WHAT THIS TASK INVOLVES: Return every line of the data below that includes the string "values".

# # #

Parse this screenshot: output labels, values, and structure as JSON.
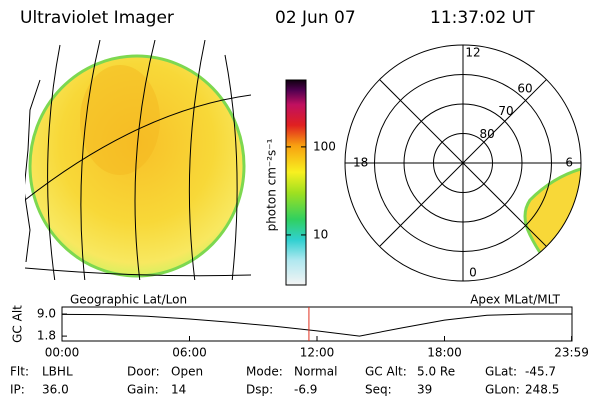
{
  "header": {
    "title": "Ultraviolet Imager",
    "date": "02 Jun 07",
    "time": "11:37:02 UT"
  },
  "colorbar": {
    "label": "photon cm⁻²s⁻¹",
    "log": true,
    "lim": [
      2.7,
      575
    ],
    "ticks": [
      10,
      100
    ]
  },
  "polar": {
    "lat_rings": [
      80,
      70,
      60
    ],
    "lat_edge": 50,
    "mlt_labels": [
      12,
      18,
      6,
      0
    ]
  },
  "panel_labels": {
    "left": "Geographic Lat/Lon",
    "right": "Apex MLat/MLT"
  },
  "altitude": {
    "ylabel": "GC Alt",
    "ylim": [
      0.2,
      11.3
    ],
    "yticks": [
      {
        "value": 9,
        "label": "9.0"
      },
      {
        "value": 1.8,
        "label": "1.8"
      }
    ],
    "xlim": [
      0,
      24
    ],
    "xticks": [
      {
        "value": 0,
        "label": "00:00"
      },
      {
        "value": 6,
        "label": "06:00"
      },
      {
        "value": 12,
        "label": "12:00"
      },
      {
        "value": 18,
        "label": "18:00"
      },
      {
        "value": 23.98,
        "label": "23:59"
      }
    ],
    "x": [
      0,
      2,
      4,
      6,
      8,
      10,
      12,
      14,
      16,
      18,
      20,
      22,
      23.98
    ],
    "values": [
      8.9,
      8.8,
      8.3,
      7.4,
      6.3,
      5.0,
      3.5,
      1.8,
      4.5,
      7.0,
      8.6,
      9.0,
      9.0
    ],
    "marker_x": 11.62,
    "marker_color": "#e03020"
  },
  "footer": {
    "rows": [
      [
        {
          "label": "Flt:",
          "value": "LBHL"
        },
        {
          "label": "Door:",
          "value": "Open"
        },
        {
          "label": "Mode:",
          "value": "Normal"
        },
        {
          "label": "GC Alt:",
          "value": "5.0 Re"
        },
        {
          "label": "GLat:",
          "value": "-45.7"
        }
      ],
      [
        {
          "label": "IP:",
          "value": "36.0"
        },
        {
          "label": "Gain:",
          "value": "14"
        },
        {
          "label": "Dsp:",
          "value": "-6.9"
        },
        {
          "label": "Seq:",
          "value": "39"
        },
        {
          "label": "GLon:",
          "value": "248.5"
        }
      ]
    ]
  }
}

# # #

CORRECT RESULT:
Parse this screenshot: output labels, values, and structure as JSON.
    "values": [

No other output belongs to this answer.